TASK
Wherever the word "Deals" shows up in a line, please copy that line.
** start DATASET EXCERPTS **
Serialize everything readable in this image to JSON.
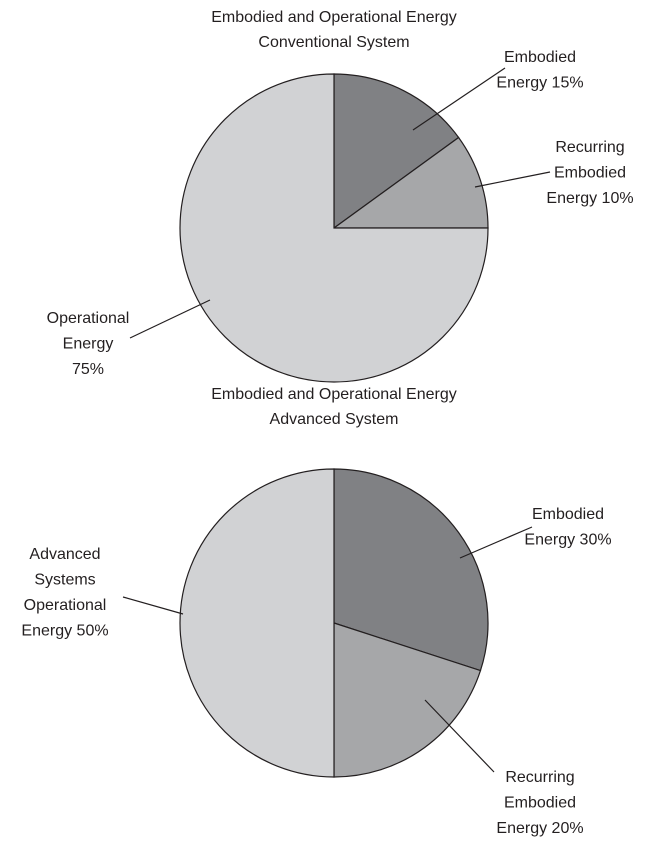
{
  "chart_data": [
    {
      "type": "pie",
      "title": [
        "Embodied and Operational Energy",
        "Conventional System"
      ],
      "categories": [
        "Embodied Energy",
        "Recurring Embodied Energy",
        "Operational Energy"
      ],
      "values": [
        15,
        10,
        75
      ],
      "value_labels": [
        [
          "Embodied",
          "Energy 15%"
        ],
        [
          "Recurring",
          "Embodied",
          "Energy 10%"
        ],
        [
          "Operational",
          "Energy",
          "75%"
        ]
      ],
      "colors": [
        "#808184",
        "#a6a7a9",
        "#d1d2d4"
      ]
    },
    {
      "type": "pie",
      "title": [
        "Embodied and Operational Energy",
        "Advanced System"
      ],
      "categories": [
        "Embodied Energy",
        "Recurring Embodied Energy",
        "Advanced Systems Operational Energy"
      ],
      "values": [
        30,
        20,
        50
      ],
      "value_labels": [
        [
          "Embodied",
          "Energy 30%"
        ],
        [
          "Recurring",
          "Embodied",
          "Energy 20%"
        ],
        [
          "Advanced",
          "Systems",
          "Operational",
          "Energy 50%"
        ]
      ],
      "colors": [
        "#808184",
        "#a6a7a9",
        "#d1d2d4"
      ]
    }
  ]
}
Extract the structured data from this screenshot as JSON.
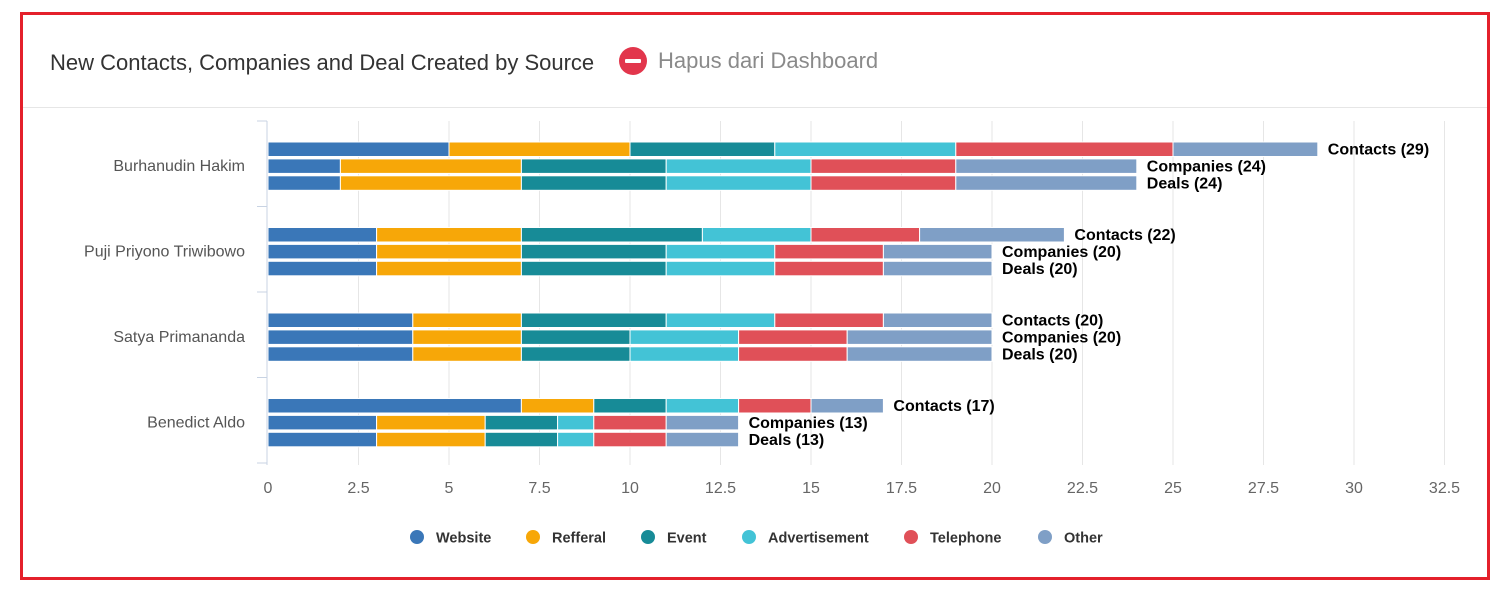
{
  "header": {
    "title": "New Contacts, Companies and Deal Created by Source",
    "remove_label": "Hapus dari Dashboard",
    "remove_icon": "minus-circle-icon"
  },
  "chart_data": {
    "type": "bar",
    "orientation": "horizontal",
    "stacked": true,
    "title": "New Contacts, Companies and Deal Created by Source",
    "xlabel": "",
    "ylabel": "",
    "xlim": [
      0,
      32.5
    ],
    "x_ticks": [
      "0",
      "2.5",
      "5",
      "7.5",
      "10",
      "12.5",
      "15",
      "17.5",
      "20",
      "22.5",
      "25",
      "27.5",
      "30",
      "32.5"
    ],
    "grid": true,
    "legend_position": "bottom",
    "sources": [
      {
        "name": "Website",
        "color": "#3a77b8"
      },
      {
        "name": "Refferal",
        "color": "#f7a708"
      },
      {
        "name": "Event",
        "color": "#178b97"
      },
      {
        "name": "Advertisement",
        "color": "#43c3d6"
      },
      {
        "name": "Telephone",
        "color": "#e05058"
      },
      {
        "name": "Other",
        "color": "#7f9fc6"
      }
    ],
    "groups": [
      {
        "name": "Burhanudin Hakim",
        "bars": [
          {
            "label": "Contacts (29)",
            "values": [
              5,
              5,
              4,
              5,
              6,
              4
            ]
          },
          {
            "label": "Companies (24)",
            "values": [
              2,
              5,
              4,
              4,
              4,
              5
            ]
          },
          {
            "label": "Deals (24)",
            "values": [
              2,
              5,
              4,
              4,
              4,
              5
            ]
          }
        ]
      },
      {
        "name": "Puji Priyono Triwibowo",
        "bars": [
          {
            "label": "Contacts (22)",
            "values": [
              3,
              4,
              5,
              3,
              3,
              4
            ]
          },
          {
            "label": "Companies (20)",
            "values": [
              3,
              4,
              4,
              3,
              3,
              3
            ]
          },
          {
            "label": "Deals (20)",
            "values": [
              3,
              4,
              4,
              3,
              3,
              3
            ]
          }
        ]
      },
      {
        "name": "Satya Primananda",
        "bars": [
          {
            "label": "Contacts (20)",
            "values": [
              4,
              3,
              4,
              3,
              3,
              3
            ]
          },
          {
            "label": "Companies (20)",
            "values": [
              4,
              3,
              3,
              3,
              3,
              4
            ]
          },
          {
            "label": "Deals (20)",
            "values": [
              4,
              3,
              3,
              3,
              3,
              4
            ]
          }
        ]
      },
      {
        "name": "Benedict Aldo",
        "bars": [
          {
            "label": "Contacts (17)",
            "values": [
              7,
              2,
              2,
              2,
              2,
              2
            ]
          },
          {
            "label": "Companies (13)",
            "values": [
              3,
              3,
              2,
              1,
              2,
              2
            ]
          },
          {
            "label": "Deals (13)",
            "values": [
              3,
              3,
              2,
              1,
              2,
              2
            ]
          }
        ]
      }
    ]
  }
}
** end DATASET EXCERPTS **
CORRECT ANSWER
            "label": "Deals (24)",
            "label": "Deals (20)",
            "label": "Deals (20)",
            "label": "Deals (13)",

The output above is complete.